> _TASK REQUIREMENTS_: Report all lines holding "template".

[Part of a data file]

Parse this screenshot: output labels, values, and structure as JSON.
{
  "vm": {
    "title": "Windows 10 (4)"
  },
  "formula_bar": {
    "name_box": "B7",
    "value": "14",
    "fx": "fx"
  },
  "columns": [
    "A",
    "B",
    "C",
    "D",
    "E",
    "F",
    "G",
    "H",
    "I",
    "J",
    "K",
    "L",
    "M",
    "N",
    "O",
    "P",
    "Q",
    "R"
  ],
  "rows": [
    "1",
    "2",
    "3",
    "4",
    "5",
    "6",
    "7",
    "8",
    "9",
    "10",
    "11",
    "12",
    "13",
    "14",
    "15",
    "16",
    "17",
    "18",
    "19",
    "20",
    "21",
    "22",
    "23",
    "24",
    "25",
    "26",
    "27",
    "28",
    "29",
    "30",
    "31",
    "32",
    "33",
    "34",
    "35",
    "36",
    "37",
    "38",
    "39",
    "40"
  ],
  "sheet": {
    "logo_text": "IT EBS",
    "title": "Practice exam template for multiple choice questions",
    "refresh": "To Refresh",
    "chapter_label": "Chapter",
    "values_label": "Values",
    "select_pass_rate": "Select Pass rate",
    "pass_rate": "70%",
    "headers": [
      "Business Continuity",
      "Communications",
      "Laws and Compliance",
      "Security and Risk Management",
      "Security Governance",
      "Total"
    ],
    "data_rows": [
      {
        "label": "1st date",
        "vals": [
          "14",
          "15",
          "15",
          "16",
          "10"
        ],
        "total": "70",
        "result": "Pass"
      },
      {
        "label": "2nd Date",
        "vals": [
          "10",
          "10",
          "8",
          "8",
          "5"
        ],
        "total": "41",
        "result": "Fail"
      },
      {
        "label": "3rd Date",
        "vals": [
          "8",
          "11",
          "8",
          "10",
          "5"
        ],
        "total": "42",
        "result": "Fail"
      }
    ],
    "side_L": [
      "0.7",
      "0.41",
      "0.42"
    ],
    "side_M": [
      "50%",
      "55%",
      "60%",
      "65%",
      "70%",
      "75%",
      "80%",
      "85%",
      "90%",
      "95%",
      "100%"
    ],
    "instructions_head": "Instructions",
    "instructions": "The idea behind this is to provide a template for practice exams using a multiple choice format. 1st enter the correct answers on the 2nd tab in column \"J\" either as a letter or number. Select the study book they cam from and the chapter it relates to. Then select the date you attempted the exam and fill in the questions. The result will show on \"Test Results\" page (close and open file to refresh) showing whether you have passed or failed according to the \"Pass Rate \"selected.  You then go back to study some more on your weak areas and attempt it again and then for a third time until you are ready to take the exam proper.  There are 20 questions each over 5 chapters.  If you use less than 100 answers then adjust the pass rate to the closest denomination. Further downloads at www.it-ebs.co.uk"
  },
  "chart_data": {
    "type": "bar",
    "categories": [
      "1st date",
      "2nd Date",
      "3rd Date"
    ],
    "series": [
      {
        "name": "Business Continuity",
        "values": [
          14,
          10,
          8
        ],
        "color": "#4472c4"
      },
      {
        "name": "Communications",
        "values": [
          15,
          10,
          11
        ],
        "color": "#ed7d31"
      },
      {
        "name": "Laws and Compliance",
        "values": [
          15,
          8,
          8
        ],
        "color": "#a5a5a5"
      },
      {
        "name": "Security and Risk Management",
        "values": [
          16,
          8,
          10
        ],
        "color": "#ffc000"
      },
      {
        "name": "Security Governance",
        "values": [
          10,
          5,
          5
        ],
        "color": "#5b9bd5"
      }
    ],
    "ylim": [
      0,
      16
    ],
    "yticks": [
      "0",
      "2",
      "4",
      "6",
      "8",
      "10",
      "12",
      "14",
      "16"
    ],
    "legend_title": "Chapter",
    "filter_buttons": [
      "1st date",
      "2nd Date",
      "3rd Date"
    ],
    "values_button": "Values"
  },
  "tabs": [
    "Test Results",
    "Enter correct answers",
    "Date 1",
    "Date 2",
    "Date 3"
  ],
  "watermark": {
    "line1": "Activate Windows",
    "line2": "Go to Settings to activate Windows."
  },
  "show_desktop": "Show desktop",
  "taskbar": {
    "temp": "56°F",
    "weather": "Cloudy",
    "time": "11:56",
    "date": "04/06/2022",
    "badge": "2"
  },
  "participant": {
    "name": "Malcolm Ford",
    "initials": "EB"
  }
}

> _RESULT OF THE TASK_:
    "title": "Practice exam template for multiple choice questions",
    "instructions": "The idea behind this is to provide a template for practice exams using a multiple choice format. 1st enter the correct answers on the 2nd tab in column \"J\" either as a letter or number. Select the study book they cam from and the chapter it relates to. Then select the date you attempted the exam and fill in the questions. The result will show on \"Test Results\" page (close and open file to refresh) showing whether you have passed or failed according to the \"Pass Rate \"selected.  You then go back to study some more on your weak areas and attempt it again and then for a third time until you are ready to take the exam proper.  There are 20 questions each over 5 chapters.  If you use less than 100 answers then adjust the pass rate to the closest denomination. Further downloads at www.it-ebs.co.uk"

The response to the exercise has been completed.